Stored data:
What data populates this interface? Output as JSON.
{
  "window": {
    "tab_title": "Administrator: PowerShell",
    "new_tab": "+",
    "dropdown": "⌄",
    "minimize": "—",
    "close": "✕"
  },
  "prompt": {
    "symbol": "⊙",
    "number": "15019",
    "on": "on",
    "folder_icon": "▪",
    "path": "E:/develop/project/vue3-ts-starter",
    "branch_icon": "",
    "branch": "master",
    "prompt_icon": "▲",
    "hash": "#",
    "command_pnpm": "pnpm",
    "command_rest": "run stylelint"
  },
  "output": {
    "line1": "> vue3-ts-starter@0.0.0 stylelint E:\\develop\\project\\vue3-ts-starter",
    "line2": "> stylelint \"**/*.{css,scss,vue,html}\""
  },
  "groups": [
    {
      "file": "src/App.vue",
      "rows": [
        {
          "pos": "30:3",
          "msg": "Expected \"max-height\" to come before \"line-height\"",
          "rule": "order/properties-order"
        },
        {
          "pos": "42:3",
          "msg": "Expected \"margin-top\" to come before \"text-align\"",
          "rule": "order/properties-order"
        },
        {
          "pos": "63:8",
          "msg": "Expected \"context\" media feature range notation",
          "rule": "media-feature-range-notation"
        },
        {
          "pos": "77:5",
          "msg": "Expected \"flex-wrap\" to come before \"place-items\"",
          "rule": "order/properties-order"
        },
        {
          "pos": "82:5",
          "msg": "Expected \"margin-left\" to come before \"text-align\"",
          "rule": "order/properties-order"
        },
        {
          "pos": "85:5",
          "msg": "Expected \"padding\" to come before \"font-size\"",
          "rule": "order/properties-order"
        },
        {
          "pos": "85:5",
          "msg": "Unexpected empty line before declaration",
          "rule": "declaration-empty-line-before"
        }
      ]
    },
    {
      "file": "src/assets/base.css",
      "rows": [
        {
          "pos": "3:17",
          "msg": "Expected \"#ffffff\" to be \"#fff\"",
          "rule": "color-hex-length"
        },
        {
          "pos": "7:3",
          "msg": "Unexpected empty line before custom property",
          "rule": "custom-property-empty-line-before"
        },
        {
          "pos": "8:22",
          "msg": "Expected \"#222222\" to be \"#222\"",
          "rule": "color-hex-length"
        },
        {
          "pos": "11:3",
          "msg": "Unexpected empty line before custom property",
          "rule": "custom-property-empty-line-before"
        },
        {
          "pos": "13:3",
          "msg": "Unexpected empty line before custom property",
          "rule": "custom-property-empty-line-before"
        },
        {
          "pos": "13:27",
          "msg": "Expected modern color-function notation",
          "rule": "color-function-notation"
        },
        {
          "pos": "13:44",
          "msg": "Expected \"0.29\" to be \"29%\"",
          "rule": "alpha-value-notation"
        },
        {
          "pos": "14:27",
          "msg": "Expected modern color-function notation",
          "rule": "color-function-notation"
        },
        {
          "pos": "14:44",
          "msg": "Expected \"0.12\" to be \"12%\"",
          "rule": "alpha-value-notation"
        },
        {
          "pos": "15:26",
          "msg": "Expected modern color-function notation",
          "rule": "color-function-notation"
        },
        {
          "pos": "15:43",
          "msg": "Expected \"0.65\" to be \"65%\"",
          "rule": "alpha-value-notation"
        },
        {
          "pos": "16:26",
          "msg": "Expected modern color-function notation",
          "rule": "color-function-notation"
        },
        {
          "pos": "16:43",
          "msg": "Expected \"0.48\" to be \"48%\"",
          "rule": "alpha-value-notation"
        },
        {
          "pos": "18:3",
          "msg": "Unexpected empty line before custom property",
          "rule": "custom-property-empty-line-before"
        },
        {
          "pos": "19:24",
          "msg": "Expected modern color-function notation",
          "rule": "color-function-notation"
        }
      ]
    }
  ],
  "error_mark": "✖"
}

◆ **WHAT TO WORK ON**
All of the entries must be quoted exactly; please include each one.

◆ **ANSWER TO THIS TASK**
What data populates this interface? Output as JSON.
{
  "window": {
    "tab_title": "Administrator: PowerShell",
    "new_tab": "+",
    "dropdown": "⌄",
    "minimize": "—",
    "close": "✕"
  },
  "prompt": {
    "symbol": "⊙",
    "number": "15019",
    "on": "on",
    "folder_icon": "▪",
    "path": "E:/develop/project/vue3-ts-starter",
    "branch_icon": "",
    "branch": "master",
    "prompt_icon": "▲",
    "hash": "#",
    "command_pnpm": "pnpm",
    "command_rest": "run stylelint"
  },
  "output": {
    "line1": "> vue3-ts-starter@0.0.0 stylelint E:\\develop\\project\\vue3-ts-starter",
    "line2": "> stylelint \"**/*.{css,scss,vue,html}\""
  },
  "groups": [
    {
      "file": "src/App.vue",
      "rows": [
        {
          "pos": "30:3",
          "msg": "Expected \"max-height\" to come before \"line-height\"",
          "rule": "order/properties-order"
        },
        {
          "pos": "42:3",
          "msg": "Expected \"margin-top\" to come before \"text-align\"",
          "rule": "order/properties-order"
        },
        {
          "pos": "63:8",
          "msg": "Expected \"context\" media feature range notation",
          "rule": "media-feature-range-notation"
        },
        {
          "pos": "77:5",
          "msg": "Expected \"flex-wrap\" to come before \"place-items\"",
          "rule": "order/properties-order"
        },
        {
          "pos": "82:5",
          "msg": "Expected \"margin-left\" to come before \"text-align\"",
          "rule": "order/properties-order"
        },
        {
          "pos": "85:5",
          "msg": "Expected \"padding\" to come before \"font-size\"",
          "rule": "order/properties-order"
        },
        {
          "pos": "85:5",
          "msg": "Unexpected empty line before declaration",
          "rule": "declaration-empty-line-before"
        }
      ]
    },
    {
      "file": "src/assets/base.css",
      "rows": [
        {
          "pos": "3:17",
          "msg": "Expected \"#ffffff\" to be \"#fff\"",
          "rule": "color-hex-length"
        },
        {
          "pos": "7:3",
          "msg": "Unexpected empty line before custom property",
          "rule": "custom-property-empty-line-before"
        },
        {
          "pos": "8:22",
          "msg": "Expected \"#222222\" to be \"#222\"",
          "rule": "color-hex-length"
        },
        {
          "pos": "11:3",
          "msg": "Unexpected empty line before custom property",
          "rule": "custom-property-empty-line-before"
        },
        {
          "pos": "13:3",
          "msg": "Unexpected empty line before custom property",
          "rule": "custom-property-empty-line-before"
        },
        {
          "pos": "13:27",
          "msg": "Expected modern color-function notation",
          "rule": "color-function-notation"
        },
        {
          "pos": "13:44",
          "msg": "Expected \"0.29\" to be \"29%\"",
          "rule": "alpha-value-notation"
        },
        {
          "pos": "14:27",
          "msg": "Expected modern color-function notation",
          "rule": "color-function-notation"
        },
        {
          "pos": "14:44",
          "msg": "Expected \"0.12\" to be \"12%\"",
          "rule": "alpha-value-notation"
        },
        {
          "pos": "15:26",
          "msg": "Expected modern color-function notation",
          "rule": "color-function-notation"
        },
        {
          "pos": "15:43",
          "msg": "Expected \"0.65\" to be \"65%\"",
          "rule": "alpha-value-notation"
        },
        {
          "pos": "16:26",
          "msg": "Expected modern color-function notation",
          "rule": "color-function-notation"
        },
        {
          "pos": "16:43",
          "msg": "Expected \"0.48\" to be \"48%\"",
          "rule": "alpha-value-notation"
        },
        {
          "pos": "18:3",
          "msg": "Unexpected empty line before custom property",
          "rule": "custom-property-empty-line-before"
        },
        {
          "pos": "19:24",
          "msg": "Expected modern color-function notation",
          "rule": "color-function-notation"
        }
      ]
    }
  ],
  "error_mark": "✖"
}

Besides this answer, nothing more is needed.